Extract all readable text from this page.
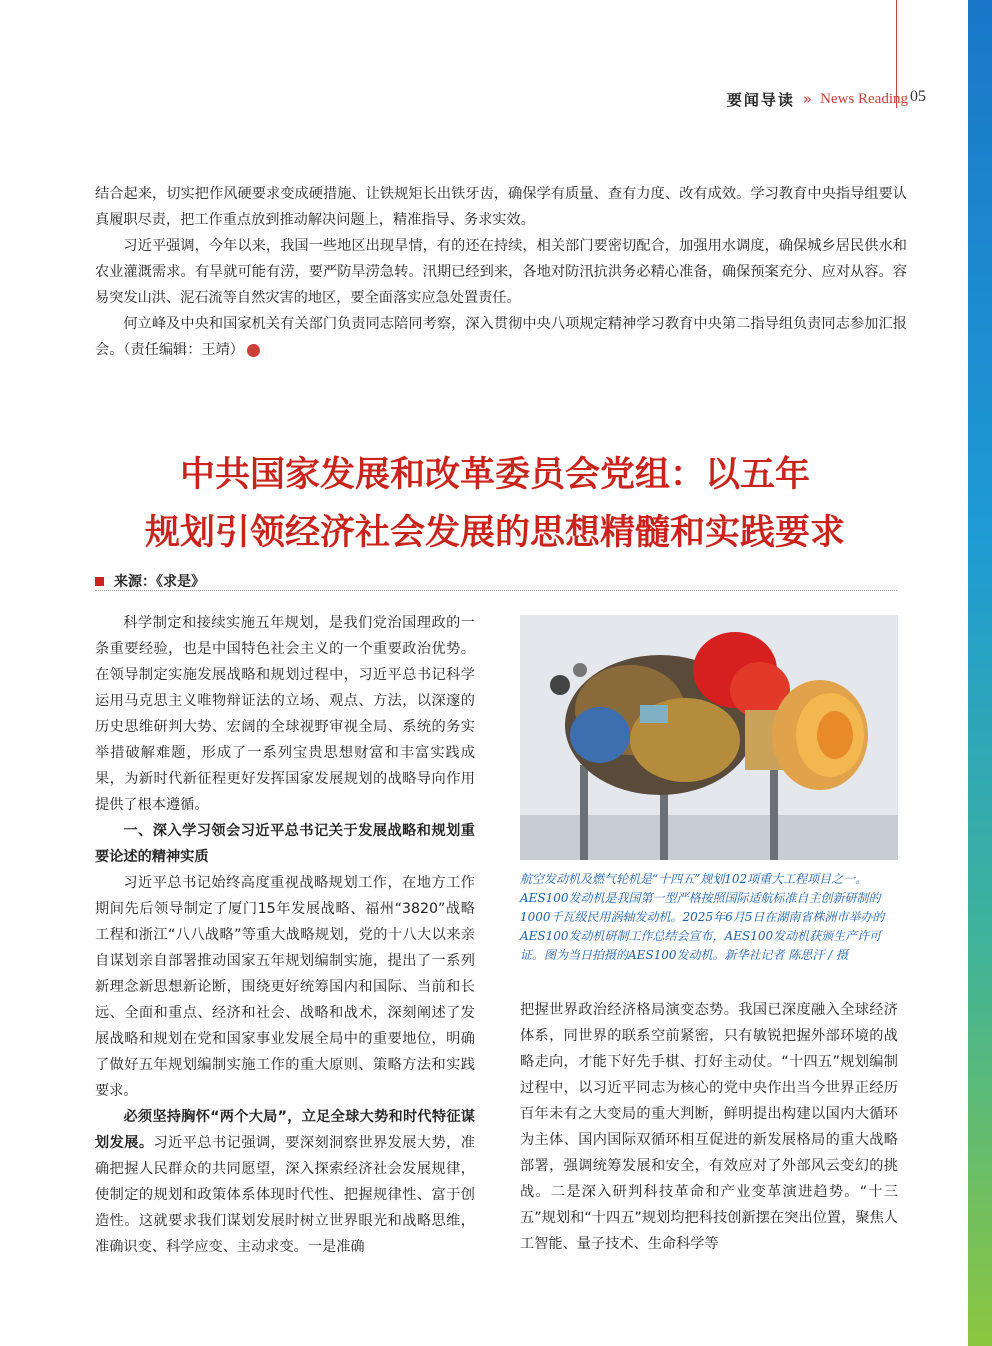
要闻导读 » News Reading 05

结合起来，切实把作风硬要求变成硬措施、让铁规矩长出铁牙齿，确保学有质量、查有力度、改有成效。学习教育中央指导组要认真履职尽责，把工作重点放到推动解决问题上，精准指导、务求实效。

习近平强调，今年以来，我国一些地区出现旱情，有的还在持续，相关部门要密切配合，加强用水调度，确保城乡居民供水和农业灌溉需求。有旱就可能有涝，要严防旱涝急转。汛期已经到来，各地对防汛抗洪务必精心准备，确保预案充分、应对从容。容易突发山洪、泥石流等自然灾害的地区，要全面落实应急处置责任。

何立峰及中央和国家机关有关部门负责同志陪同考察，深入贯彻中央八项规定精神学习教育中央第二指导组负责同志参加汇报会。（责任编辑：王靖）	院

中共国家发展和改革委员会党组：以五年
规划引领经济社会发展的思想精髓和实践要求
来源：《求是》

科学制定和接续实施五年规划，是我们党治国理政的一条重要经验，也是中国特色社会主义的一个重要政治优势。在领导制定实施发展战略和规划过程中，习近平总书记科学运用马克思主义唯物辩证法的立场、观点、方法，以深邃的历史思维研判大势、宏阔的全球视野审视全局、系统的务实举措破解难题，形成了一系列宝贵思想财富和丰富实践成果，为新时代新征程更好发挥国家发展规划的战略导向作用提供了根本遵循。

一、深入学习领会习近平总书记关于发展战略和规划重要论述的精神实质

习近平总书记始终高度重视战略规划工作，在地方工作期间先后领导制定了厦门15年发展战略、福州“3820”战略工程和浙江“八八战略”等重大战略规划，党的十八大以来亲自谋划亲自部署推动国家五年规划编制实施，提出了一系列新理念新思想新论断，围绕更好统筹国内和国际、当前和长远、全面和重点、经济和社会、战略和战术，深刻阐述了发展战略和规划在党和国家事业发展全局中的重要地位，明确了做好五年规划编制实施工作的重大原则、策略方法和实践要求。

必须坚持胸怀“两个大局”，立足全球大势和时代特征谋划发展。习近平总书记强调，要深刻洞察世界发展大势，准确把握人民群众的共同愿望，深入探索经济社会发展规律，使制定的规划和政策体系体现时代性、把握规律性、富于创造性。这就要求我们谋划发展时树立世界眼光和战略思维，准确识变、科学应变、主动求变。一是准确

航空发动机及燃气轮机是“十四五”规划102项重大工程项目之一。AES100发动机是我国第一型严格按照国际适航标准自主创新研制的1000千瓦级民用涡轴发动机。2025年6月5日在湖南省株洲市举办的AES100发动机研制工作总结会宣布，AES100发动机获颁生产许可证。图为当日拍摄的AES100发动机。新华社记者 陈思汗 / 摄

把握世界政治经济格局演变态势。我国已深度融入全球经济体系，同世界的联系空前紧密，只有敏锐把握外部环境的战略走向，才能下好先手棋、打好主动仗。“十四五”规划编制过程中，以习近平同志为核心的党中央作出当今世界正经历百年未有之大变局的重大判断，鲜明提出构建以国内大循环为主体、国内国际双循环相互促进的新发展格局的重大战略部署，强调统筹发展和安全，有效应对了外部风云变幻的挑战。二是深入研判科技革命和产业变革演进趋势。“十三五”规划和“十四五”规划均把科技创新摆在突出位置，聚焦人工智能、量子技术、生命科学等
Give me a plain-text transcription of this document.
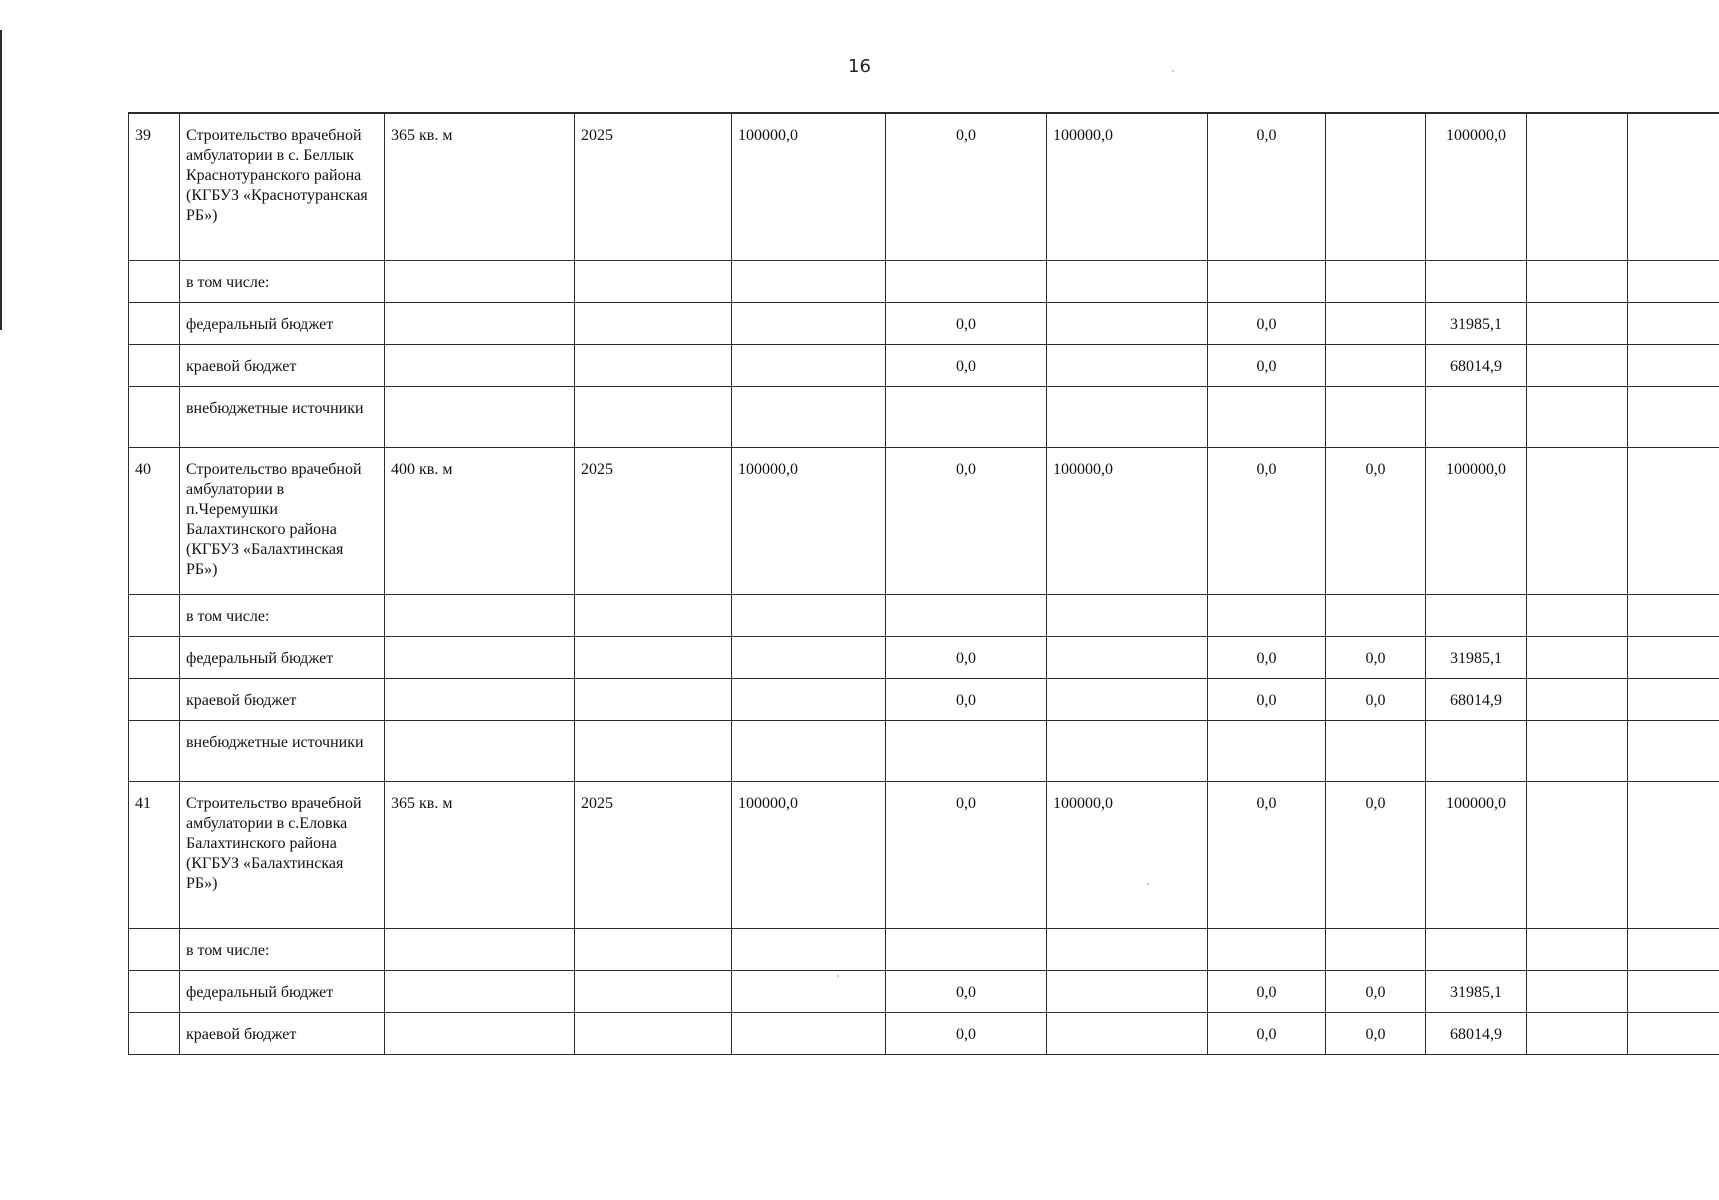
16
39	Строительство врачебной амбулатории в с. Беллык Краснотуранского района (КГБУЗ «Краснотуранская РБ»)	365 кв. м	2025	100000,0	0,0	100000,0	0,0		100000,0		
	в том числе:										
	федеральный бюджет				0,0		0,0		31985,1		
	краевой бюджет				0,0		0,0		68014,9		
	внебюджетные источники										
40	Строительство врачебной амбулатории в п.Черемушки Балахтинского района (КГБУЗ «Балахтинская РБ»)	400 кв. м	2025	100000,0	0,0	100000,0	0,0	0,0	100000,0		
	в том числе:										
	федеральный бюджет				0,0		0,0	0,0	31985,1		
	краевой бюджет				0,0		0,0	0,0	68014,9		
	внебюджетные источники										
41	Строительство врачебной амбулатории в с.Еловка Балахтинского района (КГБУЗ «Балахтинская РБ»)	365 кв. м	2025	100000,0	0,0	100000,0	0,0	0,0	100000,0		
	в том числе:										
	федеральный бюджет				0,0		0,0	0,0	31985,1		
	краевой бюджет				0,0		0,0	0,0	68014,9		
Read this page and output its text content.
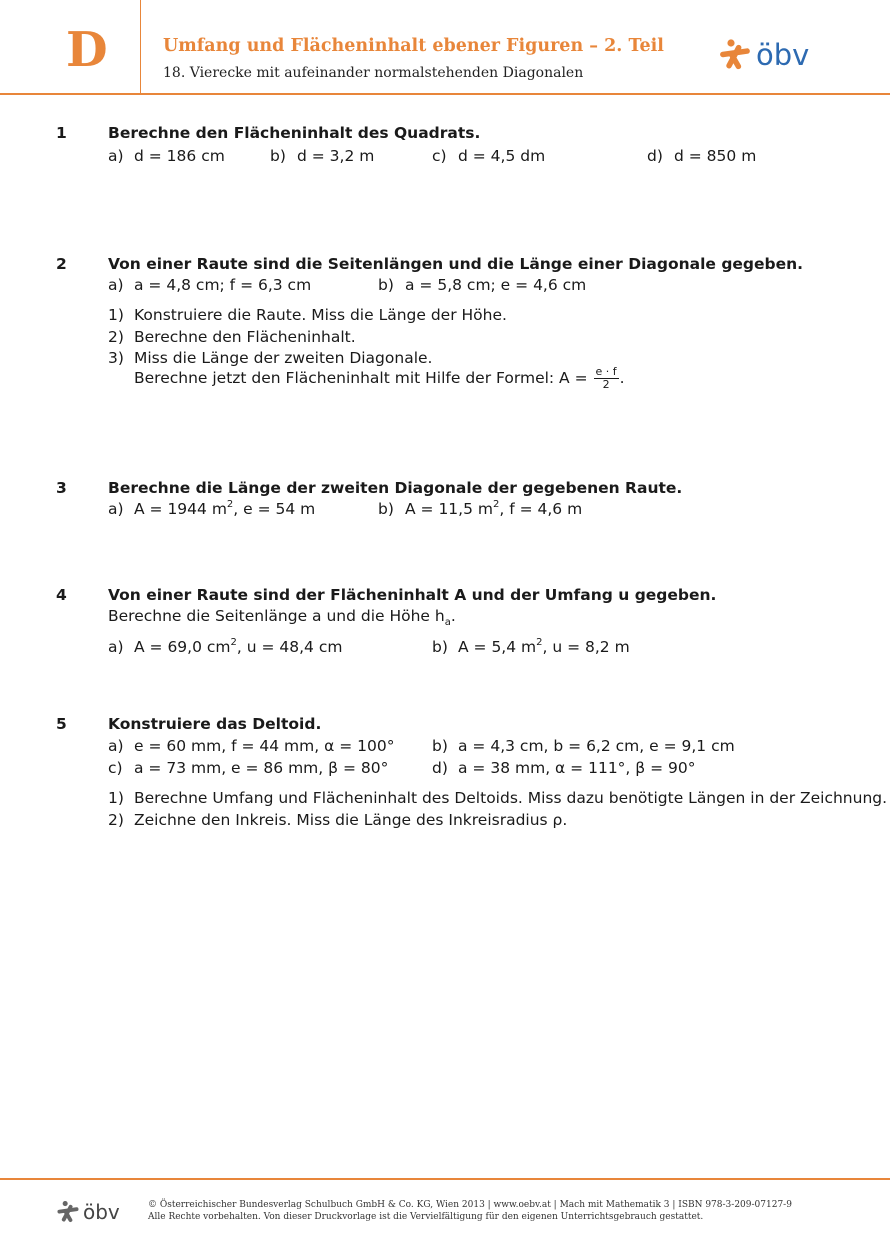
D	Umfang und Flächeninhalt ebener Figuren – 2. Teil
18. Vierecke mit aufeinander normalstehenden Diagonalen
öbv
1	Berechne den Flächeninhalt des Quadrats.
a) d = 186 cm	b) d = 3,2 m	c) d = 4,5 dm	d) d = 850 m
2	Von einer Raute sind die Seitenlängen und die Länge einer Diagonale gegeben.
a) a = 4,8 cm; f = 6,3 cm	b) a = 5,8 cm; e = 4,6 cm
1) Konstruiere die Raute. Miss die Länge der Höhe.
2) Berechne den Flächeninhalt.
3) Miss die Länge der zweiten Diagonale.
Berechne jetzt den Flächeninhalt mit Hilfe der Formel: $A = \frac{e \cdot f}{2}$ .
3	Berechne die Länge der zweiten Diagonale der gegebenen Raute.
a) A = 1944 $m^2$, e = 54 m	b) A = 11,5 $m^2$, f = 4,6 m
4	Von einer Raute sind der Flächeninhalt A und der Umfang u gegeben.
Berechne die Seitenlänge a und die Höhe $h_a$.
a) A = 69,0 $cm^2$, u = 48,4 cm	b) A = 5,4 $m^2$, u = 8,2 m
5	Konstruiere das Deltoid.
a) e = 60 mm, f = 44 mm, α = 100° b) a = 4,3 cm, b = 6,2 cm, e = 9,1 cm
c) a = 73 mm, e = 86 mm, β = 80°	d) a = 38 mm, α = 111°, β = 90°
1) Berechne Umfang und Flächeninhalt des Deltoids. Miss dazu benötigte Längen in der Zeichnung.
2) Zeichne den Inkreis. Miss die Länge des Inkreisradius ρ.
öbv	© Österreichischer Bundesverlag Schulbuch GmbH & Co. KG, Wien 2013 | www.oebv.at | Mach mit Mathematik 3 | ISBN 978-3-209-07127-9
Alle Rechte vorbehalten. Von dieser Druckvorlage ist die Vervielfältigung für den eigenen Unterrichtsgebrauch gestattet.
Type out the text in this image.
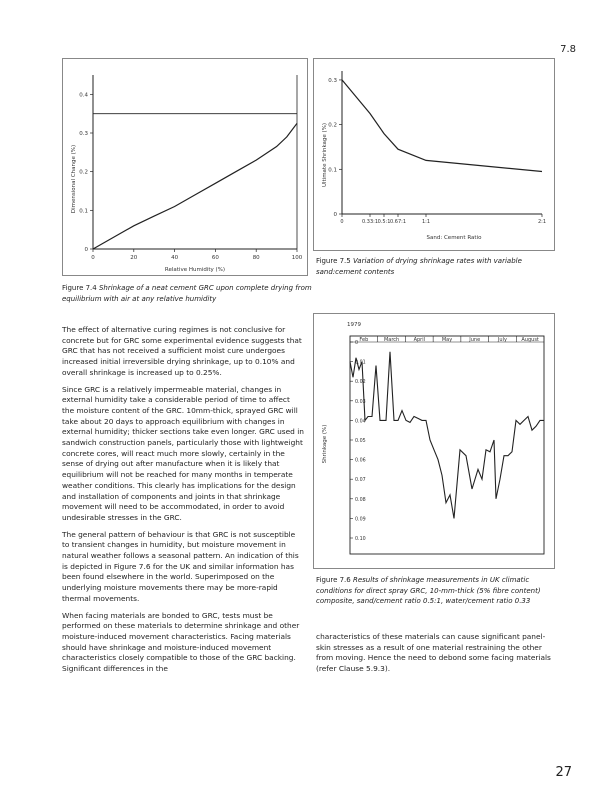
7.8
0	20	40	60	80	100
0
0.1
0.2
0.3
0.4
Relative Humidity (%)
Dimensional Change (%)
Figure 7.4 Shrinkage of a neat cement GRC upon complete drying from equilibrium with air at any relative humidity
0	0.33:1 0.5:1 0.67:1	1:1	2:1
0
0.1
0.2
0.3
Sand: Cement Ratio
Ultimate Shrinkage (%)
Figure 7.5 Variation of drying shrinkage rates with variable sand:cement contents
1979
0
0.01
0.02
0.03
0.04
0.05
0.06
0.07
0.08
0.09
0.10
Feb	March	April	May	June	July	August
Shrinkage (%)
Figure 7.6 Results of shrinkage measurements in UK climatic conditions for direct spray GRC, 10-mm-thick (5% fibre content) composite, sand/cement ratio 0.5:1, water/cement ratio 0.33

The effect of alternative curing regimes is not conclusive for concrete but for GRC some experimental evidence suggests that GRC that has not received a sufficient moist cure undergoes increased initial irreversible drying shrinkage, up to 0.10% and overall shrinkage is increased up to 0.25%.

Since GRC is a relatively impermeable material, changes in external humidity take a considerable period of time to affect the moisture content of the GRC. 10mm-thick, sprayed GRC will take about 20 days to approach equilibrium with changes in external humidity; thicker sections take even longer. GRC used in sandwich construction panels, particularly those with lightweight concrete cores, will react much more slowly, certainly in the sense of drying out after manufacture when it is likely that equilibrium will not be reached for many months in temperate weather conditions. This clearly has implications for the design and installation of components and joints in that shrinkage movement will need to be accommodated, in order to avoid undesirable stresses in the GRC.

The general pattern of behaviour is that GRC is not susceptible to transient changes in humidity, but moisture movement in natural weather follows a seasonal pattern. An indication of this is depicted in Figure 7.6 for the UK and similar information has been found elsewhere in the world. Superimposed on the underlying moisture movements there may be more-rapid thermal movements.

When facing materials are bonded to GRC, tests must be performed on these materials to determine shrinkage and other moisture-induced movement characteristics. Facing materials should have shrinkage and moisture-induced movement characteristics closely compatible to those of the GRC backing. Significant differences in the

characteristics of these materials can cause significant panel-skin stresses as a result of one material restraining the other from moving. Hence the need to debond some facing materials (refer Clause 5.9.3).

27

• [Written task] Copy out all lines above that include the string "page".

• [Answer to this task]
Extract all readable text from this page.
Read this page and output its text content.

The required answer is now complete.